__Material for the task__:
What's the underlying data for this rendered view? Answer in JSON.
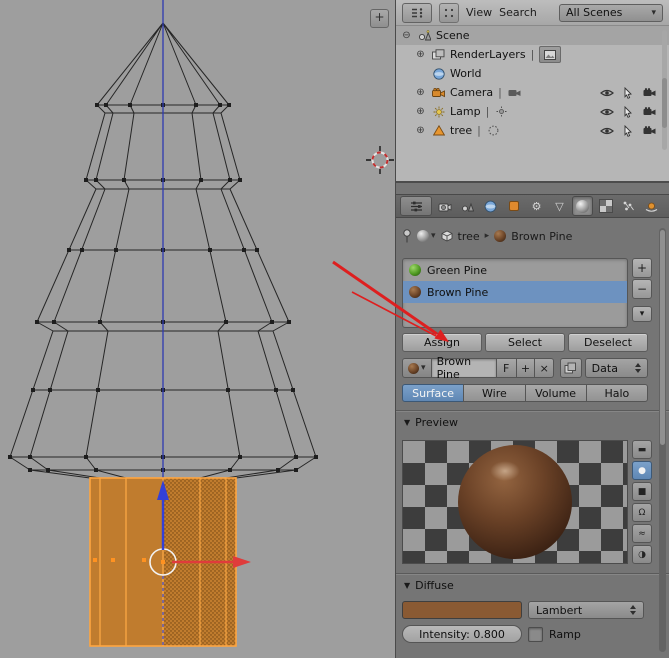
{
  "icons": {
    "expander_open": "⊖",
    "expander_closed": "⊕",
    "dropdown_arrow": "▾",
    "breadcrumb_arrow": "▸",
    "pipe": "|",
    "panel_open_arrow": "▼",
    "add": "+",
    "remove": "−",
    "close": "×",
    "gear": "⚙",
    "mesh_triangle": "▽",
    "preview_types": [
      "▬",
      "●",
      "■",
      "Ω",
      "≈",
      "◑"
    ]
  },
  "viewport": {
    "expand_button": "+",
    "selected_object_color": "#e78a2e",
    "axis_z_color": "#2e3ab0",
    "manipulator_x_color": "#df3b3b",
    "manipulator_z_color": "#3340d8"
  },
  "outliner": {
    "header": {
      "view": "View",
      "search": "Search",
      "scene_filter": "All Scenes"
    },
    "rows": [
      {
        "label": "Scene",
        "icon": "scene-icon"
      },
      {
        "label": "RenderLayers",
        "icon": "renderlayers-icon"
      },
      {
        "label": "World",
        "icon": "world-icon"
      },
      {
        "label": "Camera",
        "icon": "camera-icon"
      },
      {
        "label": "Lamp",
        "icon": "lamp-icon"
      },
      {
        "label": "tree",
        "icon": "mesh-icon"
      }
    ]
  },
  "properties": {
    "breadcrumb": {
      "object": "tree",
      "material": "Brown Pine"
    },
    "material_slots": {
      "items": [
        {
          "name": "Green Pine",
          "color": "#3f8f1f"
        },
        {
          "name": "Brown Pine",
          "color": "#5b3a26"
        }
      ],
      "selected": "Brown Pine"
    },
    "slot_actions": {
      "assign": "Assign",
      "select": "Select",
      "deselect": "Deselect"
    },
    "datablock": {
      "name": "Brown Pine",
      "fake_user": "F",
      "link_mode": "Data"
    },
    "render_types": {
      "options": [
        "Surface",
        "Wire",
        "Volume",
        "Halo"
      ],
      "selected": "Surface"
    },
    "preview_panel": {
      "title": "Preview"
    },
    "diffuse_panel": {
      "title": "Diffuse",
      "shader": "Lambert",
      "intensity": "Intensity: 0.800",
      "ramp": "Ramp",
      "color": "#8a5a33"
    },
    "selection_color": "#6d92c0"
  },
  "annotation": {
    "color": "#de1f1f"
  }
}
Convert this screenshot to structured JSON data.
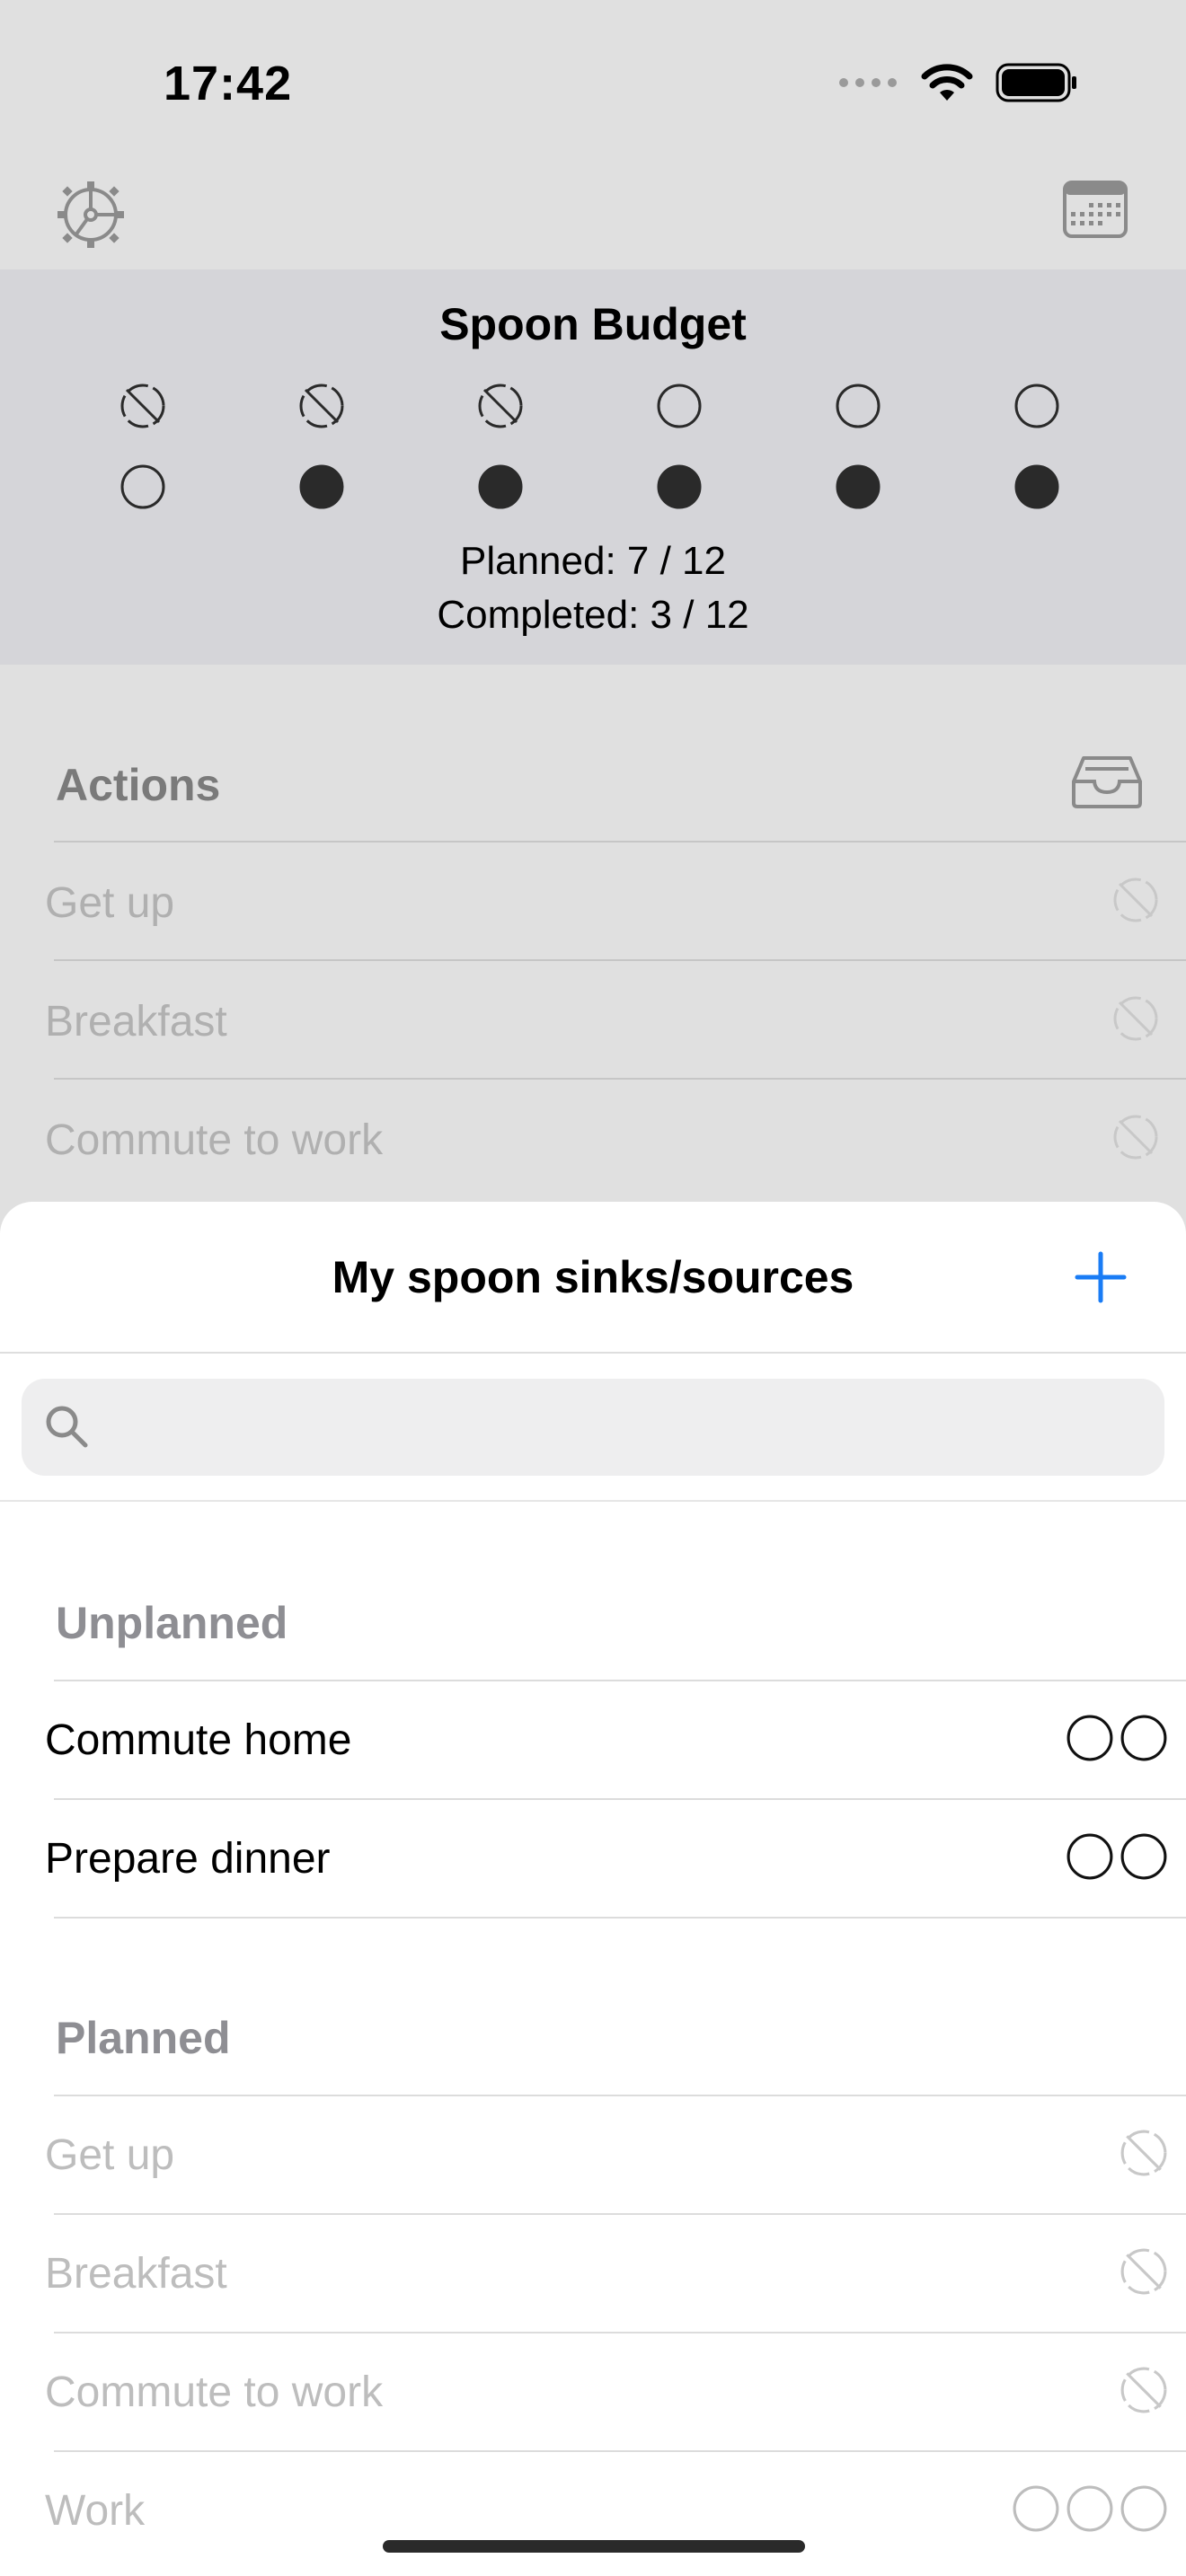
{
  "status_bar": {
    "time": "17:42"
  },
  "toolbar": {
    "settings_icon": "gear-icon",
    "calendar_icon": "calendar-icon"
  },
  "budget": {
    "title": "Spoon Budget",
    "planned_text": "Planned: 7 / 12",
    "completed_text": "Completed: 3 / 12",
    "spoons_row1": [
      "slashed",
      "slashed",
      "slashed",
      "empty",
      "empty",
      "empty"
    ],
    "spoons_row2": [
      "empty",
      "filled",
      "filled",
      "filled",
      "filled",
      "filled"
    ]
  },
  "actions": {
    "header": "Actions",
    "inbox_icon": "tray-icon",
    "items": [
      {
        "label": "Get up"
      },
      {
        "label": "Breakfast"
      },
      {
        "label": "Commute to work"
      }
    ]
  },
  "sheet": {
    "title": "My spoon sinks/sources",
    "add_icon": "plus-icon",
    "search": {
      "placeholder": "",
      "value": ""
    },
    "sections": {
      "unplanned": {
        "header": "Unplanned",
        "items": [
          {
            "label": "Commute home",
            "spoons": 2
          },
          {
            "label": "Prepare dinner",
            "spoons": 2
          }
        ]
      },
      "planned": {
        "header": "Planned",
        "items": [
          {
            "label": "Get up",
            "icon": "slashed"
          },
          {
            "label": "Breakfast",
            "icon": "slashed"
          },
          {
            "label": "Commute to work",
            "icon": "slashed"
          },
          {
            "label": "Work",
            "spoons": 3
          }
        ]
      }
    }
  },
  "colors": {
    "accent": "#1a7cf5",
    "panel": "#d5d5d9",
    "dim_text": "#b0b0b0"
  }
}
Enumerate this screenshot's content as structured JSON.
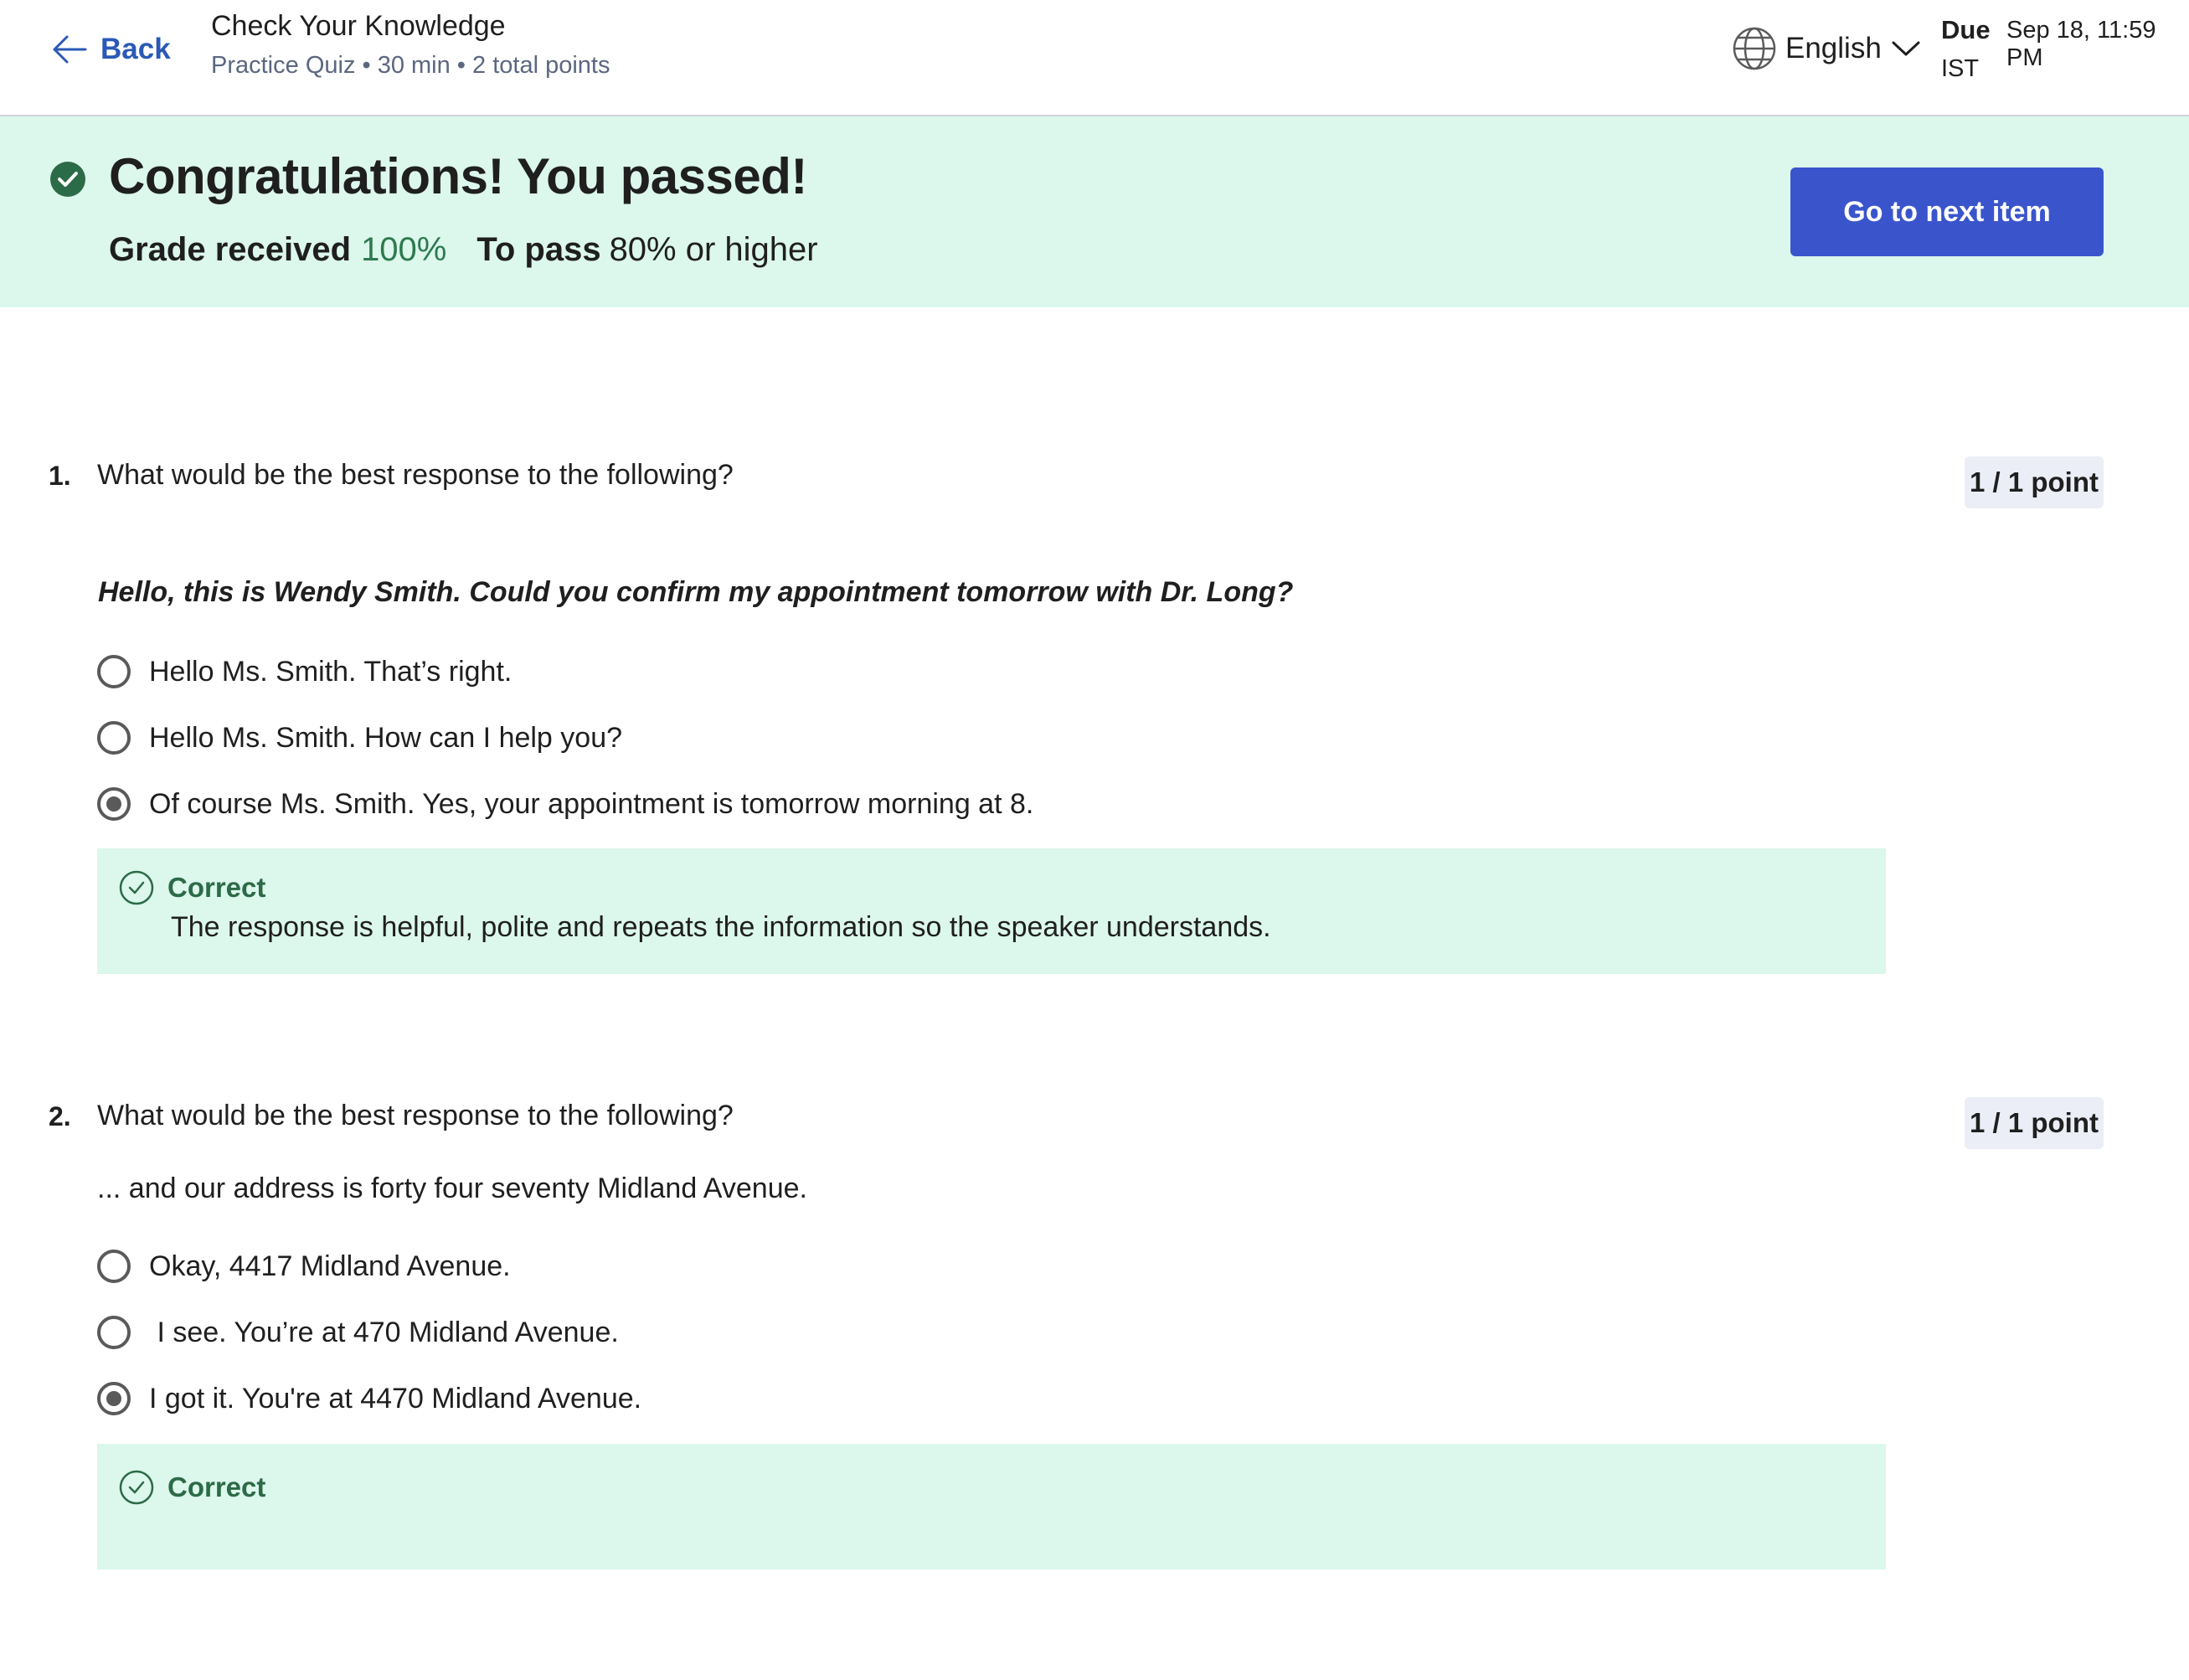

__To be done__: Copy in full each line that holds the word "Commute".

__Complete response__:
        "label": "Commute to work"
            "label": "Commute home",
            "label": "Commute to work",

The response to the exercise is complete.